⟨

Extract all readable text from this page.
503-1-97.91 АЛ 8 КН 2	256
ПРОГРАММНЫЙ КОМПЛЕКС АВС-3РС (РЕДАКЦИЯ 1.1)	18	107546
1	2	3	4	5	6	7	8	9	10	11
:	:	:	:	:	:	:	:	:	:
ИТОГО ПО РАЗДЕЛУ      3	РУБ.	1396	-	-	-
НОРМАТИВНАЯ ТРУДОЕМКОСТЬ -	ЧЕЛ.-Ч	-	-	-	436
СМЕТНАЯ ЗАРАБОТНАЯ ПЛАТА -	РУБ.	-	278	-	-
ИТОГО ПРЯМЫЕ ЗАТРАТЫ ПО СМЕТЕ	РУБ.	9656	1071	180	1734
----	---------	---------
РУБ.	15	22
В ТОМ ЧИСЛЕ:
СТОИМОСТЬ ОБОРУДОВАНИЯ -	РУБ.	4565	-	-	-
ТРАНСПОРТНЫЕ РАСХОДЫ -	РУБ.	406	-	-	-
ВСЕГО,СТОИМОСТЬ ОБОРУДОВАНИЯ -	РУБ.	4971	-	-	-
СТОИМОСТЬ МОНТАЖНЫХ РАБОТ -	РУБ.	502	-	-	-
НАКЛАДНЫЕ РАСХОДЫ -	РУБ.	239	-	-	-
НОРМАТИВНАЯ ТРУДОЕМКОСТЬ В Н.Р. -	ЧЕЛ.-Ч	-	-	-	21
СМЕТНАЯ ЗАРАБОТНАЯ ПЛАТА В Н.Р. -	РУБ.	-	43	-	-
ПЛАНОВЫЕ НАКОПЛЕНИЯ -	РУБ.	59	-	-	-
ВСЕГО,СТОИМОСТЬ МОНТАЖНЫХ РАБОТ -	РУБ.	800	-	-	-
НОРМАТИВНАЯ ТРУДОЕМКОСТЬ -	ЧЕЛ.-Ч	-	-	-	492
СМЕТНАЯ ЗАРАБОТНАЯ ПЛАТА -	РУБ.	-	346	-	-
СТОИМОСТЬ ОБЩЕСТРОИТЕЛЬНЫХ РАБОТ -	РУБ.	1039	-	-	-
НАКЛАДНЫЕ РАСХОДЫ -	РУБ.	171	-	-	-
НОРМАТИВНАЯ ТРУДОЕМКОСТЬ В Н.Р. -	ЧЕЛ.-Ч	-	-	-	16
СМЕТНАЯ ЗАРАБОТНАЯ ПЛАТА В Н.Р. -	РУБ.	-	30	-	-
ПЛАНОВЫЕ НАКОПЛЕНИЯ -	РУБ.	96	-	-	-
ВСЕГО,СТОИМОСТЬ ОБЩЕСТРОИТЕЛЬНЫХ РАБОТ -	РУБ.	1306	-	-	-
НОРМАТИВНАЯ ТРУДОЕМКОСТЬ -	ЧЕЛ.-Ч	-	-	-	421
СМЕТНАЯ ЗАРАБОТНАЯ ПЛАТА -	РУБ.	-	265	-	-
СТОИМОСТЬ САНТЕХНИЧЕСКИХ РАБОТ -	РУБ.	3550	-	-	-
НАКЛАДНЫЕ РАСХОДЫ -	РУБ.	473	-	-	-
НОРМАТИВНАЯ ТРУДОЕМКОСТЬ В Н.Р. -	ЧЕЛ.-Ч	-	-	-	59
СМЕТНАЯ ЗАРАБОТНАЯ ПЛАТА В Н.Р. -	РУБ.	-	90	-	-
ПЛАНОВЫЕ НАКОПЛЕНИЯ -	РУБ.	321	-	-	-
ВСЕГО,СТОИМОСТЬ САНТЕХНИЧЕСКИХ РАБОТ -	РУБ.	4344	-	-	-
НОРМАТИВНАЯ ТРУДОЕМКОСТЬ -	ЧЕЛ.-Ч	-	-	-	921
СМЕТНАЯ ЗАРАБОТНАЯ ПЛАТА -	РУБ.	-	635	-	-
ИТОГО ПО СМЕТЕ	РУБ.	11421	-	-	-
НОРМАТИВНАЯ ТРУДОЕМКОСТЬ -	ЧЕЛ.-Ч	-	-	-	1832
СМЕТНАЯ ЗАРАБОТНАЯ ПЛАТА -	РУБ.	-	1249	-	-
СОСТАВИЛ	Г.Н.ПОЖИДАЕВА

⟩

▶ **TASK BRIEF**
Each line of the material should be duplicated exactly, please.

▶ **ANSWER TO THE EXERCISE**
Extract all readable text from this page.
503-1-97.91 АЛ 8 КН 2	256
ПРОГРАММНЫЙ КОМПЛЕКС АВС-3РС (РЕДАКЦИЯ 1.1)	18	107546
1	2	3	4	5	6	7	8	9	10	11
:	:	:	:	:	:	:	:	:	:
ИТОГО ПО РАЗДЕЛУ      3	РУБ.	1396	-	-	-
НОРМАТИВНАЯ ТРУДОЕМКОСТЬ -	ЧЕЛ.-Ч	-	-	-	436
СМЕТНАЯ ЗАРАБОТНАЯ ПЛАТА -	РУБ.	-	278	-	-
ИТОГО ПРЯМЫЕ ЗАТРАТЫ ПО СМЕТЕ	РУБ.	9656	1071	180	1734
----	---------	---------
РУБ.	15	22
В ТОМ ЧИСЛЕ:
СТОИМОСТЬ ОБОРУДОВАНИЯ -	РУБ.	4565	-	-	-
ТРАНСПОРТНЫЕ РАСХОДЫ -	РУБ.	406	-	-	-
ВСЕГО,СТОИМОСТЬ ОБОРУДОВАНИЯ -	РУБ.	4971	-	-	-
СТОИМОСТЬ МОНТАЖНЫХ РАБОТ -	РУБ.	502	-	-	-
НАКЛАДНЫЕ РАСХОДЫ -	РУБ.	239	-	-	-
НОРМАТИВНАЯ ТРУДОЕМКОСТЬ В Н.Р. -	ЧЕЛ.-Ч	-	-	-	21
СМЕТНАЯ ЗАРАБОТНАЯ ПЛАТА В Н.Р. -	РУБ.	-	43	-	-
ПЛАНОВЫЕ НАКОПЛЕНИЯ -	РУБ.	59	-	-	-
ВСЕГО,СТОИМОСТЬ МОНТАЖНЫХ РАБОТ -	РУБ.	800	-	-	-
НОРМАТИВНАЯ ТРУДОЕМКОСТЬ -	ЧЕЛ.-Ч	-	-	-	492
СМЕТНАЯ ЗАРАБОТНАЯ ПЛАТА -	РУБ.	-	346	-	-
СТОИМОСТЬ ОБЩЕСТРОИТЕЛЬНЫХ РАБОТ -	РУБ.	1039	-	-	-
НАКЛАДНЫЕ РАСХОДЫ -	РУБ.	171	-	-	-
НОРМАТИВНАЯ ТРУДОЕМКОСТЬ В Н.Р. -	ЧЕЛ.-Ч	-	-	-	16
СМЕТНАЯ ЗАРАБОТНАЯ ПЛАТА В Н.Р. -	РУБ.	-	30	-	-
ПЛАНОВЫЕ НАКОПЛЕНИЯ -	РУБ.	96	-	-	-
ВСЕГО,СТОИМОСТЬ ОБЩЕСТРОИТЕЛЬНЫХ РАБОТ -	РУБ.	1306	-	-	-
НОРМАТИВНАЯ ТРУДОЕМКОСТЬ -	ЧЕЛ.-Ч	-	-	-	421
СМЕТНАЯ ЗАРАБОТНАЯ ПЛАТА -	РУБ.	-	265	-	-
СТОИМОСТЬ САНТЕХНИЧЕСКИХ РАБОТ -	РУБ.	3550	-	-	-
НАКЛАДНЫЕ РАСХОДЫ -	РУБ.	473	-	-	-
НОРМАТИВНАЯ ТРУДОЕМКОСТЬ В Н.Р. -	ЧЕЛ.-Ч	-	-	-	59
СМЕТНАЯ ЗАРАБОТНАЯ ПЛАТА В Н.Р. -	РУБ.	-	90	-	-
ПЛАНОВЫЕ НАКОПЛЕНИЯ -	РУБ.	321	-	-	-
ВСЕГО,СТОИМОСТЬ САНТЕХНИЧЕСКИХ РАБОТ -	РУБ.	4344	-	-	-
НОРМАТИВНАЯ ТРУДОЕМКОСТЬ -	ЧЕЛ.-Ч	-	-	-	921
СМЕТНАЯ ЗАРАБОТНАЯ ПЛАТА -	РУБ.	-	635	-	-
ИТОГО ПО СМЕТЕ	РУБ.	11421	-	-	-
НОРМАТИВНАЯ ТРУДОЕМКОСТЬ -	ЧЕЛ.-Ч	-	-	-	1832
СМЕТНАЯ ЗАРАБОТНАЯ ПЛАТА -	РУБ.	-	1249	-	-
СОСТАВИЛ	Г.Н.ПОЖИДАЕВА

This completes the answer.